Aim:
Give every line below again, exactly.

= = = =

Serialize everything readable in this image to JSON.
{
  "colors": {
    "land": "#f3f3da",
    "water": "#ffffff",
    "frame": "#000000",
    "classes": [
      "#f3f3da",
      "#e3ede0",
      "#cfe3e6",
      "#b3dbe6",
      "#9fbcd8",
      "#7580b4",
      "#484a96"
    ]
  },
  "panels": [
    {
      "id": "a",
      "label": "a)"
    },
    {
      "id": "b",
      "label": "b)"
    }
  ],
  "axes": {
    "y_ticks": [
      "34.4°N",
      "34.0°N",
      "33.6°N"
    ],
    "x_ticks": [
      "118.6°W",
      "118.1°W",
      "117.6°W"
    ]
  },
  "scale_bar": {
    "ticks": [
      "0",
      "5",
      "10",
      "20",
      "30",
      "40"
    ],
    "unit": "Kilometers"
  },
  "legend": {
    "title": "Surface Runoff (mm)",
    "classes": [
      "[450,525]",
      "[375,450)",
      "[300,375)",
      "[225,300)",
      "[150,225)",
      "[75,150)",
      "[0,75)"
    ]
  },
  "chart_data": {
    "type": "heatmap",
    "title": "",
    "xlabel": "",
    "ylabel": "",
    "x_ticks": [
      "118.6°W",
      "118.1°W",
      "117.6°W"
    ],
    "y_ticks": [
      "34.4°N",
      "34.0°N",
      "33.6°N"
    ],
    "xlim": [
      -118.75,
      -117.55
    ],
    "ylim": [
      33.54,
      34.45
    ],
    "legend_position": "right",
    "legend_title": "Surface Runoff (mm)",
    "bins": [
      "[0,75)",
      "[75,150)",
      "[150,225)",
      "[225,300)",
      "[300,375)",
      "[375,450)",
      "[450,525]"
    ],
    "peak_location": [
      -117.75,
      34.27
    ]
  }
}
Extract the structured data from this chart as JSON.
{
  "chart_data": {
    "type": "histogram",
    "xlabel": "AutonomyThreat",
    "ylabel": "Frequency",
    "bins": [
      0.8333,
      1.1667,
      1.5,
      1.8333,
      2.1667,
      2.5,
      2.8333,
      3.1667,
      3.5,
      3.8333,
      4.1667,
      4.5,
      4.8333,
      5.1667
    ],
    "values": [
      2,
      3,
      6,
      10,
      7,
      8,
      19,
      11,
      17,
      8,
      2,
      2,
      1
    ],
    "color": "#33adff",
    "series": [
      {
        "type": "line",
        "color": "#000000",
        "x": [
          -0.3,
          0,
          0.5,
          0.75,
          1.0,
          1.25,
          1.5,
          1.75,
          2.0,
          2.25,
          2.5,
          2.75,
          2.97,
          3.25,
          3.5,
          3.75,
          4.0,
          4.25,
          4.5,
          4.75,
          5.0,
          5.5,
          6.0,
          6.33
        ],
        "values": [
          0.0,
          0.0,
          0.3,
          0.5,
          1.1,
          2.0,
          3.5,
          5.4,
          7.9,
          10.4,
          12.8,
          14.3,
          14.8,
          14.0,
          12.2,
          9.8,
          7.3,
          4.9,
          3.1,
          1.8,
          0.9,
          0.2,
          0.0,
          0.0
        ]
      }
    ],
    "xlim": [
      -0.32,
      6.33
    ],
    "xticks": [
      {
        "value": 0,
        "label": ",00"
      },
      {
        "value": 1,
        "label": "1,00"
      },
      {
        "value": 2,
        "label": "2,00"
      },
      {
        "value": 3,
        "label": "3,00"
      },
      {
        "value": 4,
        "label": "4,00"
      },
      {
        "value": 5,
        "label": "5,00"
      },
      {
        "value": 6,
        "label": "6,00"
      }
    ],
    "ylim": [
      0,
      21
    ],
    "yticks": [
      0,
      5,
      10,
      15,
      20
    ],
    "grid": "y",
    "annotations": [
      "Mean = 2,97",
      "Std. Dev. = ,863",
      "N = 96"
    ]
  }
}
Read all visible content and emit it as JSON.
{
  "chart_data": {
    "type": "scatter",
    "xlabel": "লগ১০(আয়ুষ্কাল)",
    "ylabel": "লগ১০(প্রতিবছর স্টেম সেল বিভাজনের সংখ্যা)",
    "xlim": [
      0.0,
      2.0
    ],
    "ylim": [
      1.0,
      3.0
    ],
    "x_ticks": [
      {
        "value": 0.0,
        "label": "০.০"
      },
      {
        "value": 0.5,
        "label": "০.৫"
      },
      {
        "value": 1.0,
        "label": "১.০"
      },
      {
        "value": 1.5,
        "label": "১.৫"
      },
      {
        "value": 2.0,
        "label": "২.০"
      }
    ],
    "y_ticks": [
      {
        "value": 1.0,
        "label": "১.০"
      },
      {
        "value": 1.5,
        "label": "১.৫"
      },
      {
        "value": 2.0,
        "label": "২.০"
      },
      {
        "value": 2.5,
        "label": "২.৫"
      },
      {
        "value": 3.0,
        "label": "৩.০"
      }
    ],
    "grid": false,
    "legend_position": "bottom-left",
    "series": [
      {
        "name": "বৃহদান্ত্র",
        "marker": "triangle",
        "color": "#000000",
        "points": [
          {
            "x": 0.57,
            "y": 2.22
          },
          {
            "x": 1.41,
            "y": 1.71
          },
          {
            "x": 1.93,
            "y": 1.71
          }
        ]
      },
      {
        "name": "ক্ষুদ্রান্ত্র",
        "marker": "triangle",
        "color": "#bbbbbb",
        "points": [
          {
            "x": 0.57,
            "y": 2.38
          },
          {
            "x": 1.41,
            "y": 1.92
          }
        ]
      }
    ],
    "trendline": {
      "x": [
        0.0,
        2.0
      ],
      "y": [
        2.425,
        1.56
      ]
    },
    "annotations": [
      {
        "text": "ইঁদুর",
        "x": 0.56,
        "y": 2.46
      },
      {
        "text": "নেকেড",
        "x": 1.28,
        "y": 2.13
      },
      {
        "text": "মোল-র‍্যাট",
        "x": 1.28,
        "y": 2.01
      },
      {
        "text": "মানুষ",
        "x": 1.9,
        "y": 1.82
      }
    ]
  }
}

= = = =

Full output:
Serialize everything readable in this image to JSON.
{
  "colors": {
    "land": "#f3f3da",
    "water": "#ffffff",
    "frame": "#000000",
    "classes": [
      "#f3f3da",
      "#e3ede0",
      "#cfe3e6",
      "#b3dbe6",
      "#9fbcd8",
      "#7580b4",
      "#484a96"
    ]
  },
  "panels": [
    {
      "id": "a",
      "label": "a)"
    },
    {
      "id": "b",
      "label": "b)"
    }
  ],
  "axes": {
    "y_ticks": [
      "34.4°N",
      "34.0°N",
      "33.6°N"
    ],
    "x_ticks": [
      "118.6°W",
      "118.1°W",
      "117.6°W"
    ]
  },
  "scale_bar": {
    "ticks": [
      "0",
      "5",
      "10",
      "20",
      "30",
      "40"
    ],
    "unit": "Kilometers"
  },
  "legend": {
    "title": "Surface Runoff (mm)",
    "classes": [
      "[450,525]",
      "[375,450)",
      "[300,375)",
      "[225,300)",
      "[150,225)",
      "[75,150)",
      "[0,75)"
    ]
  },
  "chart_data": {
    "type": "heatmap",
    "title": "",
    "xlabel": "",
    "ylabel": "",
    "x_ticks": [
      "118.6°W",
      "118.1°W",
      "117.6°W"
    ],
    "y_ticks": [
      "34.4°N",
      "34.0°N",
      "33.6°N"
    ],
    "xlim": [
      -118.75,
      -117.55
    ],
    "ylim": [
      33.54,
      34.45
    ],
    "legend_position": "right",
    "legend_title": "Surface Runoff (mm)",
    "bins": [
      "[0,75)",
      "[75,150)",
      "[150,225)",
      "[225,300)",
      "[300,375)",
      "[375,450)",
      "[450,525]"
    ],
    "peak_location": [
      -117.75,
      34.27
    ]
  }
}
Extract the structured data from this chart as JSON.
{
  "chart_data": {
    "type": "histogram",
    "xlabel": "AutonomyThreat",
    "ylabel": "Frequency",
    "bins": [
      0.8333,
      1.1667,
      1.5,
      1.8333,
      2.1667,
      2.5,
      2.8333,
      3.1667,
      3.5,
      3.8333,
      4.1667,
      4.5,
      4.8333,
      5.1667
    ],
    "values": [
      2,
      3,
      6,
      10,
      7,
      8,
      19,
      11,
      17,
      8,
      2,
      2,
      1
    ],
    "color": "#33adff",
    "series": [
      {
        "type": "line",
        "color": "#000000",
        "x": [
          -0.3,
          0,
          0.5,
          0.75,
          1.0,
          1.25,
          1.5,
          1.75,
          2.0,
          2.25,
          2.5,
          2.75,
          2.97,
          3.25,
          3.5,
          3.75,
          4.0,
          4.25,
          4.5,
          4.75,
          5.0,
          5.5,
          6.0,
          6.33
        ],
        "values": [
          0.0,
          0.0,
          0.3,
          0.5,
          1.1,
          2.0,
          3.5,
          5.4,
          7.9,
          10.4,
          12.8,
          14.3,
          14.8,
          14.0,
          12.2,
          9.8,
          7.3,
          4.9,
          3.1,
          1.8,
          0.9,
          0.2,
          0.0,
          0.0
        ]
      }
    ],
    "xlim": [
      -0.32,
      6.33
    ],
    "xticks": [
      {
        "value": 0,
        "label": ",00"
      },
      {
        "value": 1,
        "label": "1,00"
      },
      {
        "value": 2,
        "label": "2,00"
      },
      {
        "value": 3,
        "label": "3,00"
      },
      {
        "value": 4,
        "label": "4,00"
      },
      {
        "value": 5,
        "label": "5,00"
      },
      {
        "value": 6,
        "label": "6,00"
      }
    ],
    "ylim": [
      0,
      21
    ],
    "yticks": [
      0,
      5,
      10,
      15,
      20
    ],
    "grid": "y",
    "annotations": [
      "Mean = 2,97",
      "Std. Dev. = ,863",
      "N = 96"
    ]
  }
}
Read all visible content and emit it as JSON.
{
  "chart_data": {
    "type": "scatter",
    "xlabel": "লগ১০(আয়ুষ্কাল)",
    "ylabel": "লগ১০(প্রতিবছর স্টেম সেল বিভাজনের সংখ্যা)",
    "xlim": [
      0.0,
      2.0
    ],
    "ylim": [
      1.0,
      3.0
    ],
    "x_ticks": [
      {
        "value": 0.0,
        "label": "০.০"
      },
      {
        "value": 0.5,
        "label": "০.৫"
      },
      {
        "value": 1.0,
        "label": "১.০"
      },
      {
        "value": 1.5,
        "label": "১.৫"
      },
      {
        "value": 2.0,
        "label": "২.০"
      }
    ],
    "y_ticks": [
      {
        "value": 1.0,
        "label": "১.০"
      },
      {
        "value": 1.5,
        "label": "১.৫"
      },
      {
        "value": 2.0,
        "label": "২.০"
      },
      {
        "value": 2.5,
        "label": "২.৫"
      },
      {
        "value": 3.0,
        "label": "৩.০"
      }
    ],
    "grid": false,
    "legend_position": "bottom-left",
    "series": [
      {
        "name": "বৃহদান্ত্র",
        "marker": "triangle",
        "color": "#000000",
        "points": [
          {
            "x": 0.57,
            "y": 2.22
          },
          {
            "x": 1.41,
            "y": 1.71
          },
          {
            "x": 1.93,
            "y": 1.71
          }
        ]
      },
      {
        "name": "ক্ষুদ্রান্ত্র",
        "marker": "triangle",
        "color": "#bbbbbb",
        "points": [
          {
            "x": 0.57,
            "y": 2.38
          },
          {
            "x": 1.41,
            "y": 1.92
          }
        ]
      }
    ],
    "trendline": {
      "x": [
        0.0,
        2.0
      ],
      "y": [
        2.425,
        1.56
      ]
    },
    "annotations": [
      {
        "text": "ইঁদুর",
        "x": 0.56,
        "y": 2.46
      },
      {
        "text": "নেকেড",
        "x": 1.28,
        "y": 2.13
      },
      {
        "text": "মোল-র‍্যাট",
        "x": 1.28,
        "y": 2.01
      },
      {
        "text": "মানুষ",
        "x": 1.9,
        "y": 1.82
      }
    ]
  }
}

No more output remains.